Given request →
Scan the entries below. List each line with "CLOSE".

+ + + +

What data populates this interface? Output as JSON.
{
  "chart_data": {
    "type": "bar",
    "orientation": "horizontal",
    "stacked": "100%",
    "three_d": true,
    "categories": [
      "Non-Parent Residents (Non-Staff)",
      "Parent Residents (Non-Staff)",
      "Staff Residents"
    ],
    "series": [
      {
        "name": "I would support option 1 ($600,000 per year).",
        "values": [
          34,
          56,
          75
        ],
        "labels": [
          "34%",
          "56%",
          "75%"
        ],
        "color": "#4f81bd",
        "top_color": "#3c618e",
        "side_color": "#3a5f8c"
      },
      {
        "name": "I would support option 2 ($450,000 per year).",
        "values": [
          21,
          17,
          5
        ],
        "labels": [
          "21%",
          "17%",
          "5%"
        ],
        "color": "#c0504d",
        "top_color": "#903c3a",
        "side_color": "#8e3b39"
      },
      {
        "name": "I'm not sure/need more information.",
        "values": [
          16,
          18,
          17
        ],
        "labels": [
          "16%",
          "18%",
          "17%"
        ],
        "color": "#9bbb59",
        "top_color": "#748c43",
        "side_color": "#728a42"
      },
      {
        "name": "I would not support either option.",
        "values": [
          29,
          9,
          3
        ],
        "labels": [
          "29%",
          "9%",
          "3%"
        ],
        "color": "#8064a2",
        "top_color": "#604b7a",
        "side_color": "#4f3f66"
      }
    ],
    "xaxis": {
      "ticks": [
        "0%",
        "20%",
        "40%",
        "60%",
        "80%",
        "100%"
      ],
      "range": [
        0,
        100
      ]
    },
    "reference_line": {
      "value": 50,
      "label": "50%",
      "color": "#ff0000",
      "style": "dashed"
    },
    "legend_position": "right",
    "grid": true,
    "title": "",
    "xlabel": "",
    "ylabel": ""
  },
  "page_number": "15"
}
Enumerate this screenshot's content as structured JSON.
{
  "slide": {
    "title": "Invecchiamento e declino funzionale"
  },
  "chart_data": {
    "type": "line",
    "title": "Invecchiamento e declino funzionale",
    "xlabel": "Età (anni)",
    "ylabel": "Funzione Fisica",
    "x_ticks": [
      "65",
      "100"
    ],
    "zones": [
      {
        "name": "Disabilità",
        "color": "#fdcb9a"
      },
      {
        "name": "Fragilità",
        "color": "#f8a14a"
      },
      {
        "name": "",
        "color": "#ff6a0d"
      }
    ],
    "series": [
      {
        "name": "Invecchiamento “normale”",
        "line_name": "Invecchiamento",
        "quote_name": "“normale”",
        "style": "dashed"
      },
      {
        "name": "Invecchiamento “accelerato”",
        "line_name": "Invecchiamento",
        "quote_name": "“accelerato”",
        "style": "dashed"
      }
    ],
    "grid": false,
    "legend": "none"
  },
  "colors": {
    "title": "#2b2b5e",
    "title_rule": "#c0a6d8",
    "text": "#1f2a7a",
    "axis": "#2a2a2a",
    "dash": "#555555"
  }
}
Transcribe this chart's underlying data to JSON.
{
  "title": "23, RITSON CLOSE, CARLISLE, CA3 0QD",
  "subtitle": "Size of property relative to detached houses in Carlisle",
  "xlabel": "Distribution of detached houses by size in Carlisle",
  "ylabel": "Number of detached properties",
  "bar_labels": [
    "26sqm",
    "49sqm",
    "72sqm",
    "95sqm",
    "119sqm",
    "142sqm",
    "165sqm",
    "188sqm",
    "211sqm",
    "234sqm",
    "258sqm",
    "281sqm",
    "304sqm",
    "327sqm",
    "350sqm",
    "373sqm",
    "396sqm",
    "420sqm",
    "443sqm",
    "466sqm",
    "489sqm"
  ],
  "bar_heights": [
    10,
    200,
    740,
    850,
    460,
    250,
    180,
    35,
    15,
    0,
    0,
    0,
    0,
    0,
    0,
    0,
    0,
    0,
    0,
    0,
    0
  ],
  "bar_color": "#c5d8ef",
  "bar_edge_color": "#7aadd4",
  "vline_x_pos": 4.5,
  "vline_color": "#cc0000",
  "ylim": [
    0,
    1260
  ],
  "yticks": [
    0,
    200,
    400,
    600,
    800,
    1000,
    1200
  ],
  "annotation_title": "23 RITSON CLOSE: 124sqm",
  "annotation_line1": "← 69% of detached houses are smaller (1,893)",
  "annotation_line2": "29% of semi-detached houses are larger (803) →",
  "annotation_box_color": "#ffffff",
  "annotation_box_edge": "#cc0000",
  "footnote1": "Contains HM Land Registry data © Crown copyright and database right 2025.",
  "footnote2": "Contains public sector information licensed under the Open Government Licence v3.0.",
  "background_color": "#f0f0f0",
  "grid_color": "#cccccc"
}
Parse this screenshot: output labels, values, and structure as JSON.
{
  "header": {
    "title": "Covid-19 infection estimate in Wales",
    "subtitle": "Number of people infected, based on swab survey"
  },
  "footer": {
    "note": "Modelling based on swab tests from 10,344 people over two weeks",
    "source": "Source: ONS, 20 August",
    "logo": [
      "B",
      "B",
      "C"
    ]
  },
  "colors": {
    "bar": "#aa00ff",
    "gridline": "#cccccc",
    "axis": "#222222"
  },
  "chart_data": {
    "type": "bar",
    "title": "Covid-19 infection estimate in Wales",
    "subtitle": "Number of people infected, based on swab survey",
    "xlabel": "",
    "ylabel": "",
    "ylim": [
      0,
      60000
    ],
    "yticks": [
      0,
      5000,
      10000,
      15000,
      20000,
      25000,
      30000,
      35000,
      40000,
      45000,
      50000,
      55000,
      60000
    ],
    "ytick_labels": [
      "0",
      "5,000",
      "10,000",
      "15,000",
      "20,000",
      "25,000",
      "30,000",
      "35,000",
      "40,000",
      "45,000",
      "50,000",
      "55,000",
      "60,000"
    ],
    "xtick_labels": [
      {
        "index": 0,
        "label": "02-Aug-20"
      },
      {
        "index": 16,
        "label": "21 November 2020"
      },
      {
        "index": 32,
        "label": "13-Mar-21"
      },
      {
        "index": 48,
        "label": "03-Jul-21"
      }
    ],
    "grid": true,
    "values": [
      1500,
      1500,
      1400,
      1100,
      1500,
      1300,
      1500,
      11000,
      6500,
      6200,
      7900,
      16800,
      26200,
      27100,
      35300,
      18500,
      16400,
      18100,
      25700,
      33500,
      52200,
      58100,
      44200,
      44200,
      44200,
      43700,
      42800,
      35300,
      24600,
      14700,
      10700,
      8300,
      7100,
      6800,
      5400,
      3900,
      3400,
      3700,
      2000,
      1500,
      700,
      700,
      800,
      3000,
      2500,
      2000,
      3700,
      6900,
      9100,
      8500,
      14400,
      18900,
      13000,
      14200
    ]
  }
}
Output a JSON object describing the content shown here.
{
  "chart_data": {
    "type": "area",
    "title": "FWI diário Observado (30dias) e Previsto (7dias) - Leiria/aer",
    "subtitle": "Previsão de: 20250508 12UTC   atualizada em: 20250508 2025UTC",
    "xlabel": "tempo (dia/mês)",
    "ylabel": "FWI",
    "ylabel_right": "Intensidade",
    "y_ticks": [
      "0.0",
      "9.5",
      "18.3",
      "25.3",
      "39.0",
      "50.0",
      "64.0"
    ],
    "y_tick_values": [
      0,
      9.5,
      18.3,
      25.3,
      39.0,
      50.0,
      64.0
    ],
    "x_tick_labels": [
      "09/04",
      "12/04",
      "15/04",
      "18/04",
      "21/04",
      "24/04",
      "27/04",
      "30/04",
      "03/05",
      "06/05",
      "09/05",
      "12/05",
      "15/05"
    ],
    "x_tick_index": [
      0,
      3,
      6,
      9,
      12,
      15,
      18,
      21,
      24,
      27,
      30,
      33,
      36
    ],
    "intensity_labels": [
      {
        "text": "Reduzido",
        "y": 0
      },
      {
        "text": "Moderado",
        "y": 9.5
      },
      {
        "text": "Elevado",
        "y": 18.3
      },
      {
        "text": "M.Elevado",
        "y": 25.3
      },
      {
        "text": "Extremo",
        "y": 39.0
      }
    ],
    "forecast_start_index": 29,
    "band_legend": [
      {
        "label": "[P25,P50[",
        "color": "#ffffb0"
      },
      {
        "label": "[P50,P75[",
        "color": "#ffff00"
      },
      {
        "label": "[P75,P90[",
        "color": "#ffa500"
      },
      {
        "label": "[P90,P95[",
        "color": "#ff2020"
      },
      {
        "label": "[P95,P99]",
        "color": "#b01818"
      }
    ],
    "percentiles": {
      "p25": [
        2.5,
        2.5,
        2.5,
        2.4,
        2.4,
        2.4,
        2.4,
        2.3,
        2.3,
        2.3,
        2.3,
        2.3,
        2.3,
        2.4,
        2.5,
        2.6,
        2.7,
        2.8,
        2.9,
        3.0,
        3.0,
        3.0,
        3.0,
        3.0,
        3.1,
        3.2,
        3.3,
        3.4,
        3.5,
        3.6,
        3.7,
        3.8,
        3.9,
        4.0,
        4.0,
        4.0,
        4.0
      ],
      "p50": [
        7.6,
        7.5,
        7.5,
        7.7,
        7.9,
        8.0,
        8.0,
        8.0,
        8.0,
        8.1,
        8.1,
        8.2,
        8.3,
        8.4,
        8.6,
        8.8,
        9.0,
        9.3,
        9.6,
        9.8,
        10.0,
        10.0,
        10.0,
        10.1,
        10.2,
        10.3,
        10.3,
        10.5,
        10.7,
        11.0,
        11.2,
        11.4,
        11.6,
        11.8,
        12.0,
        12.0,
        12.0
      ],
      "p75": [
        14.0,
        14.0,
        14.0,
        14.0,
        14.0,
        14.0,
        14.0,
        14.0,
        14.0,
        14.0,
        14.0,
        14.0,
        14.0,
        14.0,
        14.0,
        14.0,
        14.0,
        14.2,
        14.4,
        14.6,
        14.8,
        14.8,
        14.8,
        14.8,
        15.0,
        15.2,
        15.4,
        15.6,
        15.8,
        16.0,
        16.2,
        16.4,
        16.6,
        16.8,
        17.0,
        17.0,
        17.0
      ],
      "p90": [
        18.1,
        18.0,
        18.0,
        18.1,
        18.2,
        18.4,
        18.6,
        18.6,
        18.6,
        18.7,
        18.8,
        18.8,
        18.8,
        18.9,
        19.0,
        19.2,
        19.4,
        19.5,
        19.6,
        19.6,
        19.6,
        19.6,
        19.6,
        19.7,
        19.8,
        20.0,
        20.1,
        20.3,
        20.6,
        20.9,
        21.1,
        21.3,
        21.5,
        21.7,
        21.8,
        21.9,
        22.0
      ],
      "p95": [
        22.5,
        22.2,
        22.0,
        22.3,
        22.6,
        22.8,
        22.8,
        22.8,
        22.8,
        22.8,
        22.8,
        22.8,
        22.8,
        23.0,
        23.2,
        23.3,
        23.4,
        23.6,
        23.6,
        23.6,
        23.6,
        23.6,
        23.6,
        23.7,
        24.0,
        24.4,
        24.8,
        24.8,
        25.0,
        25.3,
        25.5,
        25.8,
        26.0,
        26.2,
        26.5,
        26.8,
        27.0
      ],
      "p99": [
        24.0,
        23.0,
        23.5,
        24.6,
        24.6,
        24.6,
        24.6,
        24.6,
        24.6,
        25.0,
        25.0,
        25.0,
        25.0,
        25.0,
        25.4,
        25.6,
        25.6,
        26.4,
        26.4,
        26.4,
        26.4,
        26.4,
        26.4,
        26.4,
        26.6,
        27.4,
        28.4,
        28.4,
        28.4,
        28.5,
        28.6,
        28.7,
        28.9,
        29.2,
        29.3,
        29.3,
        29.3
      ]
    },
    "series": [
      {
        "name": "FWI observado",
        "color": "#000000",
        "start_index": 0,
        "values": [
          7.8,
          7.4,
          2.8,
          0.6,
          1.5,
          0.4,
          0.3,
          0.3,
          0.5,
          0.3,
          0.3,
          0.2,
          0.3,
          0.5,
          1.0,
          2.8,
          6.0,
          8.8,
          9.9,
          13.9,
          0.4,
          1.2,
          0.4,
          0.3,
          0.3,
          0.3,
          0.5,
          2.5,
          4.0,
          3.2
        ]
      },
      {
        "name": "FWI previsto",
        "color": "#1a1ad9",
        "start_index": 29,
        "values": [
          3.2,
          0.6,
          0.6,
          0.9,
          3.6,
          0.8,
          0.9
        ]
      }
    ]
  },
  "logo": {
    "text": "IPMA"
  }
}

+ + + +

Solution →
  "title": "23, RITSON CLOSE, CARLISLE, CA3 0QD",
  "annotation_title": "23 RITSON CLOSE: 124sqm",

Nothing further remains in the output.